| WHAT YOU WILL DO |
Quote the data below in full, minus the images.
- - - -
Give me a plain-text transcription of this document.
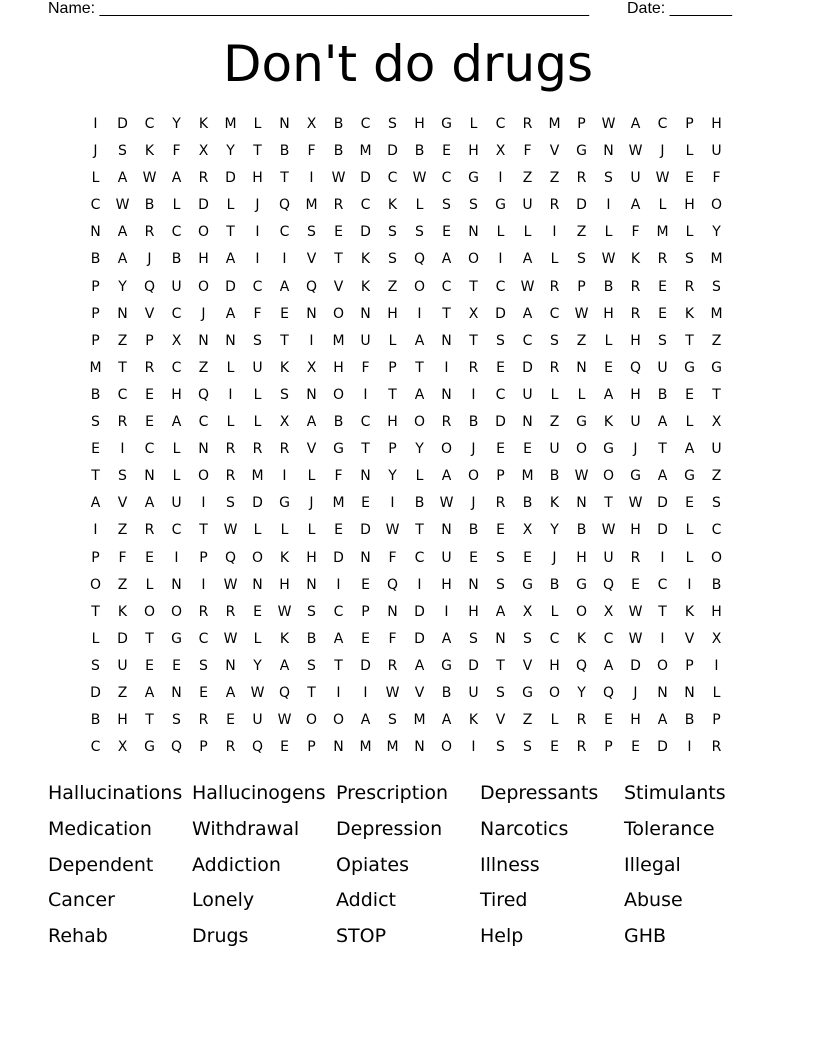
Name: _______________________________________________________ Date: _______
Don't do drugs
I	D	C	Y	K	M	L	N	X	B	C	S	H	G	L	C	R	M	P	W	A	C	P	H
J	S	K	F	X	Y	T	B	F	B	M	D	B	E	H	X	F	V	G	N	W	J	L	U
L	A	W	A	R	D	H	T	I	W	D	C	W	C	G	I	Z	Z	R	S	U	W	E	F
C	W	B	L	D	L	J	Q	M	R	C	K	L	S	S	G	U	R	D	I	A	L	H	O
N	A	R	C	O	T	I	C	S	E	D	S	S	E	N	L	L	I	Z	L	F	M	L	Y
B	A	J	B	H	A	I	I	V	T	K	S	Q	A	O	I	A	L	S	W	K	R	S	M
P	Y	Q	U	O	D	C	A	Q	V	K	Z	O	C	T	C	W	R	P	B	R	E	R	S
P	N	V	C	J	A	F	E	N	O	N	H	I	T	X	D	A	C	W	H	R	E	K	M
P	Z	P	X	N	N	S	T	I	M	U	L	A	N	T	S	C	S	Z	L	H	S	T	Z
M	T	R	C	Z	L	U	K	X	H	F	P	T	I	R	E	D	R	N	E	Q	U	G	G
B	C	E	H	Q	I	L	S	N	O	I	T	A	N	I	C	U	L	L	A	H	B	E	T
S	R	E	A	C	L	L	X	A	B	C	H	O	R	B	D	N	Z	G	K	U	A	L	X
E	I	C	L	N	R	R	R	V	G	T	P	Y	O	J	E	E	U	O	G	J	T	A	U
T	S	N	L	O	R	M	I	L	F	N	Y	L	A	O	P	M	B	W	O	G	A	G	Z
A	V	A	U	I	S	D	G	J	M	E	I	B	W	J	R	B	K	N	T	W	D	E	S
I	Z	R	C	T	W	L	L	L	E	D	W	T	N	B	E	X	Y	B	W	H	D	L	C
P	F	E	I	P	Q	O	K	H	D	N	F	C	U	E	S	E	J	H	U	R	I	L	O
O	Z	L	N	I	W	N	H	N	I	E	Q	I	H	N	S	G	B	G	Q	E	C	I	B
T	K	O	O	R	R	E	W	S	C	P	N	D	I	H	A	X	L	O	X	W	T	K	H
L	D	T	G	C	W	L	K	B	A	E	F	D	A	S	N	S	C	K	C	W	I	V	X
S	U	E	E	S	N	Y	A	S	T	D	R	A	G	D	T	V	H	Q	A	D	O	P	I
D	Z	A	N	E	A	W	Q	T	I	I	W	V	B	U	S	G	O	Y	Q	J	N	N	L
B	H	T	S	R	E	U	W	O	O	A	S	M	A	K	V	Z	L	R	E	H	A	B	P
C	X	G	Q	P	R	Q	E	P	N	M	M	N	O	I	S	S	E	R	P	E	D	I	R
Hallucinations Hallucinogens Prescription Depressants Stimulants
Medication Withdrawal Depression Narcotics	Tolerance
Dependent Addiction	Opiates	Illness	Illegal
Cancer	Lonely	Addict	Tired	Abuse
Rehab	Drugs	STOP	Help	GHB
- - - -
| SOLVED PROBLEM |
Give me a plain-text transcription of this document.
Name: _______________________________________________________ Date: _______
Don't do drugs
I	D	C	Y	K	M	L	N	X	B	C	S	H	G	L	C	R	M	P	W	A	C	P	H
J	S	K	F	X	Y	T	B	F	B	M	D	B	E	H	X	F	V	G	N	W	J	L	U
L	A	W	A	R	D	H	T	I	W	D	C	W	C	G	I	Z	Z	R	S	U	W	E	F
C	W	B	L	D	L	J	Q	M	R	C	K	L	S	S	G	U	R	D	I	A	L	H	O
N	A	R	C	O	T	I	C	S	E	D	S	S	E	N	L	L	I	Z	L	F	M	L	Y
B	A	J	B	H	A	I	I	V	T	K	S	Q	A	O	I	A	L	S	W	K	R	S	M
P	Y	Q	U	O	D	C	A	Q	V	K	Z	O	C	T	C	W	R	P	B	R	E	R	S
P	N	V	C	J	A	F	E	N	O	N	H	I	T	X	D	A	C	W	H	R	E	K	M
P	Z	P	X	N	N	S	T	I	M	U	L	A	N	T	S	C	S	Z	L	H	S	T	Z
M	T	R	C	Z	L	U	K	X	H	F	P	T	I	R	E	D	R	N	E	Q	U	G	G
B	C	E	H	Q	I	L	S	N	O	I	T	A	N	I	C	U	L	L	A	H	B	E	T
S	R	E	A	C	L	L	X	A	B	C	H	O	R	B	D	N	Z	G	K	U	A	L	X
E	I	C	L	N	R	R	R	V	G	T	P	Y	O	J	E	E	U	O	G	J	T	A	U
T	S	N	L	O	R	M	I	L	F	N	Y	L	A	O	P	M	B	W	O	G	A	G	Z
A	V	A	U	I	S	D	G	J	M	E	I	B	W	J	R	B	K	N	T	W	D	E	S
I	Z	R	C	T	W	L	L	L	E	D	W	T	N	B	E	X	Y	B	W	H	D	L	C
P	F	E	I	P	Q	O	K	H	D	N	F	C	U	E	S	E	J	H	U	R	I	L	O
O	Z	L	N	I	W	N	H	N	I	E	Q	I	H	N	S	G	B	G	Q	E	C	I	B
T	K	O	O	R	R	E	W	S	C	P	N	D	I	H	A	X	L	O	X	W	T	K	H
L	D	T	G	C	W	L	K	B	A	E	F	D	A	S	N	S	C	K	C	W	I	V	X
S	U	E	E	S	N	Y	A	S	T	D	R	A	G	D	T	V	H	Q	A	D	O	P	I
D	Z	A	N	E	A	W	Q	T	I	I	W	V	B	U	S	G	O	Y	Q	J	N	N	L
B	H	T	S	R	E	U	W	O	O	A	S	M	A	K	V	Z	L	R	E	H	A	B	P
C	X	G	Q	P	R	Q	E	P	N	M	M	N	O	I	S	S	E	R	P	E	D	I	R
Hallucinations Hallucinogens Prescription Depressants Stimulants
Medication Withdrawal Depression Narcotics	Tolerance
Dependent Addiction	Opiates	Illness	Illegal
Cancer	Lonely	Addict	Tired	Abuse
Rehab	Drugs	STOP	Help	GHB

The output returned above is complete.